(Dataset records)

------

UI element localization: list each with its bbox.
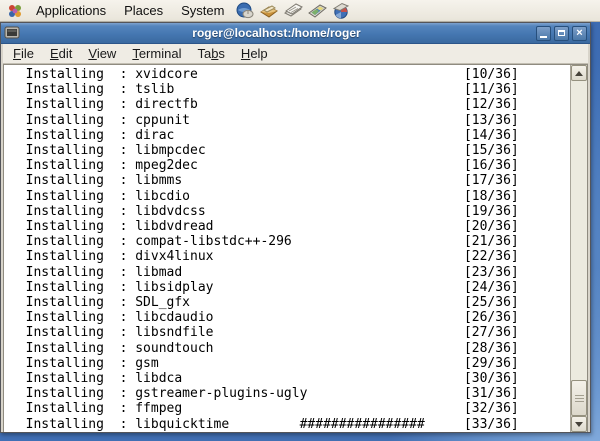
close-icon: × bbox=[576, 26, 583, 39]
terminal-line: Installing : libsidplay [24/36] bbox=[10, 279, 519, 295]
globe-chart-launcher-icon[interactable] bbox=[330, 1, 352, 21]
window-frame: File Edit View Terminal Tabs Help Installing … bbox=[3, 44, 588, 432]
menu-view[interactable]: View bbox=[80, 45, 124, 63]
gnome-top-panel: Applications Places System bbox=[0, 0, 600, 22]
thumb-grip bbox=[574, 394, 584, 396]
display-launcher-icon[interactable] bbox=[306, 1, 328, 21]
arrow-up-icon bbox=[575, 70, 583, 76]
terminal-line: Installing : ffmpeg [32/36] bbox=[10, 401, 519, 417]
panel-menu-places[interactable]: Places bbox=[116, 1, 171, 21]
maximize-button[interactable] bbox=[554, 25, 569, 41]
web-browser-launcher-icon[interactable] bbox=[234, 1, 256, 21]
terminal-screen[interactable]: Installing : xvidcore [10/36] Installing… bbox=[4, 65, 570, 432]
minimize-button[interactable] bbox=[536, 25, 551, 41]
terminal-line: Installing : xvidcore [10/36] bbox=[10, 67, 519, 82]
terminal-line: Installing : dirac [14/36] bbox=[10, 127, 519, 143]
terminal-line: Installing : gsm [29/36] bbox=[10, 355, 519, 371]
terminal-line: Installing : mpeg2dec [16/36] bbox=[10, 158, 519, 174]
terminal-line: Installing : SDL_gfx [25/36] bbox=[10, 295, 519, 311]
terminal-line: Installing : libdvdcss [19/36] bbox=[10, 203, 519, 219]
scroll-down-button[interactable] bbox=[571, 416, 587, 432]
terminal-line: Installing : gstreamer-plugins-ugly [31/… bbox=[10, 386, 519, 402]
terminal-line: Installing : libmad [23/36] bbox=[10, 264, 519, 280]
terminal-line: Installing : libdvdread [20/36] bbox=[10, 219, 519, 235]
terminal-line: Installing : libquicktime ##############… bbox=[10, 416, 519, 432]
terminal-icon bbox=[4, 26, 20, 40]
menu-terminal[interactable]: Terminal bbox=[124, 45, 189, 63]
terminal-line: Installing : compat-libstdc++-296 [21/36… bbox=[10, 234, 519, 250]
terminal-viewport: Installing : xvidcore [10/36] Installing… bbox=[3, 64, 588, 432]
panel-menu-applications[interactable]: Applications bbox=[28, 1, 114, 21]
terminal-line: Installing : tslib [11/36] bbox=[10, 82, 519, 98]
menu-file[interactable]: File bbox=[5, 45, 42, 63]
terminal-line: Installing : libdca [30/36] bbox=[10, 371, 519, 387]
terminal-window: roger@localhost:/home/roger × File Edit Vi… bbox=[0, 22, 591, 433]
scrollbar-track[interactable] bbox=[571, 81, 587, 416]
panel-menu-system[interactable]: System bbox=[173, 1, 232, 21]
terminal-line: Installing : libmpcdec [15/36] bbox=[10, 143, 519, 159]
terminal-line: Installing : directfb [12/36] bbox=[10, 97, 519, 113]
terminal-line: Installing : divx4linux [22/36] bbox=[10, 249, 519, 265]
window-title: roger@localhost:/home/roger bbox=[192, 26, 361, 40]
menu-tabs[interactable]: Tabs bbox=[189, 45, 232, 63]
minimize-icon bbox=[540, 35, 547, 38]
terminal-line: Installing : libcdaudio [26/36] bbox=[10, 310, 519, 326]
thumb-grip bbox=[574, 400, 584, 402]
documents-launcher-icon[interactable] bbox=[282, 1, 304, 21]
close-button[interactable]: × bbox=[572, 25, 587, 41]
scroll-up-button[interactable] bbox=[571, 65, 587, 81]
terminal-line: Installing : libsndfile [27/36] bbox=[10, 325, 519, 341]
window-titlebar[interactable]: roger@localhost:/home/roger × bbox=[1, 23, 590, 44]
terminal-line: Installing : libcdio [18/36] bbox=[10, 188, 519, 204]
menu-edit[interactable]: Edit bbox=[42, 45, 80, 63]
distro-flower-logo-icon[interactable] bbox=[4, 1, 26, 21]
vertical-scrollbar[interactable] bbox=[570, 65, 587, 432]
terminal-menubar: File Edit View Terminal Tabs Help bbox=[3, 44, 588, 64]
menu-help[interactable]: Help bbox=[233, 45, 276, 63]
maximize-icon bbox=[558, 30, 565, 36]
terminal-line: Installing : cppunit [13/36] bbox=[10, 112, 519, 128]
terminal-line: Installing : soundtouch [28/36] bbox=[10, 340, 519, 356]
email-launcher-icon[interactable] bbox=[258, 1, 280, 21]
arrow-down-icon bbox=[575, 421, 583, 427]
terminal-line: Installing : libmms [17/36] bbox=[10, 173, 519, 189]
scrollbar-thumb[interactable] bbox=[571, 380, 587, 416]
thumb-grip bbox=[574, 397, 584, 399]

------

Rewrite all the lines above with every "terminal-line" changed to "output-line" and everything else unchanged, omitting the pictures.

### [OUTPUT FOR THIS EXERCISE]
UI element localization: list each with its bbox.
close-icon: × bbox=[576, 26, 583, 39]
output-line: Installing : libsidplay [24/36] bbox=[10, 279, 519, 295]
globe-chart-launcher-icon[interactable] bbox=[330, 1, 352, 21]
window-frame: File Edit View Terminal Tabs Help Installing … bbox=[3, 44, 588, 432]
menu-view[interactable]: View bbox=[80, 45, 124, 63]
gnome-top-panel: Applications Places System bbox=[0, 0, 600, 22]
thumb-grip bbox=[574, 394, 584, 396]
display-launcher-icon[interactable] bbox=[306, 1, 328, 21]
arrow-up-icon bbox=[575, 70, 583, 76]
output-line: Installing : ffmpeg [32/36] bbox=[10, 401, 519, 417]
panel-menu-places[interactable]: Places bbox=[116, 1, 171, 21]
maximize-button[interactable] bbox=[554, 25, 569, 41]
web-browser-launcher-icon[interactable] bbox=[234, 1, 256, 21]
terminal-screen[interactable]: Installing : xvidcore [10/36] Installing… bbox=[4, 65, 570, 432]
minimize-button[interactable] bbox=[536, 25, 551, 41]
output-line: Installing : xvidcore [10/36] bbox=[10, 67, 519, 82]
output-line: Installing : dirac [14/36] bbox=[10, 127, 519, 143]
output-line: Installing : gsm [29/36] bbox=[10, 355, 519, 371]
output-line: Installing : mpeg2dec [16/36] bbox=[10, 158, 519, 174]
output-line: Installing : SDL_gfx [25/36] bbox=[10, 295, 519, 311]
output-line: Installing : libdvdcss [19/36] bbox=[10, 203, 519, 219]
scroll-down-button[interactable] bbox=[571, 416, 587, 432]
output-line: Installing : gstreamer-plugins-ugly [31/… bbox=[10, 386, 519, 402]
output-line: Installing : libmad [23/36] bbox=[10, 264, 519, 280]
output-line: Installing : libdvdread [20/36] bbox=[10, 219, 519, 235]
output-line: Installing : libquicktime ##############… bbox=[10, 416, 519, 432]
terminal-icon bbox=[4, 26, 20, 40]
menu-terminal[interactable]: Terminal bbox=[124, 45, 189, 63]
output-line: Installing : compat-libstdc++-296 [21/36… bbox=[10, 234, 519, 250]
terminal-viewport: Installing : xvidcore [10/36] Installing… bbox=[3, 64, 588, 432]
panel-menu-applications[interactable]: Applications bbox=[28, 1, 114, 21]
output-line: Installing : tslib [11/36] bbox=[10, 82, 519, 98]
menu-file[interactable]: File bbox=[5, 45, 42, 63]
output-line: Installing : libdca [30/36] bbox=[10, 371, 519, 387]
terminal-window: roger@localhost:/home/roger × File Edit Vi… bbox=[0, 22, 591, 433]
scrollbar-track[interactable] bbox=[571, 81, 587, 416]
panel-menu-system[interactable]: System bbox=[173, 1, 232, 21]
output-line: Installing : libmpcdec [15/36] bbox=[10, 143, 519, 159]
output-line: Installing : directfb [12/36] bbox=[10, 97, 519, 113]
output-line: Installing : divx4linux [22/36] bbox=[10, 249, 519, 265]
window-title: roger@localhost:/home/roger bbox=[192, 26, 361, 40]
menu-tabs[interactable]: Tabs bbox=[189, 45, 232, 63]
minimize-icon bbox=[540, 35, 547, 38]
output-line: Installing : libcdaudio [26/36] bbox=[10, 310, 519, 326]
thumb-grip bbox=[574, 400, 584, 402]
documents-launcher-icon[interactable] bbox=[282, 1, 304, 21]
close-button[interactable]: × bbox=[572, 25, 587, 41]
scroll-up-button[interactable] bbox=[571, 65, 587, 81]
output-line: Installing : libsndfile [27/36] bbox=[10, 325, 519, 341]
window-titlebar[interactable]: roger@localhost:/home/roger × bbox=[1, 23, 590, 44]
output-line: Installing : libcdio [18/36] bbox=[10, 188, 519, 204]
menu-edit[interactable]: Edit bbox=[42, 45, 80, 63]
distro-flower-logo-icon[interactable] bbox=[4, 1, 26, 21]
vertical-scrollbar[interactable] bbox=[570, 65, 587, 432]
terminal-menubar: File Edit View Terminal Tabs Help bbox=[3, 44, 588, 64]
menu-help[interactable]: Help bbox=[233, 45, 276, 63]
maximize-icon bbox=[558, 30, 565, 36]
output-line: Installing : cppunit [13/36] bbox=[10, 112, 519, 128]
output-line: Installing : soundtouch [28/36] bbox=[10, 340, 519, 356]
email-launcher-icon[interactable] bbox=[258, 1, 280, 21]
arrow-down-icon bbox=[575, 421, 583, 427]
output-line: Installing : libmms [17/36] bbox=[10, 173, 519, 189]
scrollbar-thumb[interactable] bbox=[571, 380, 587, 416]
thumb-grip bbox=[574, 397, 584, 399]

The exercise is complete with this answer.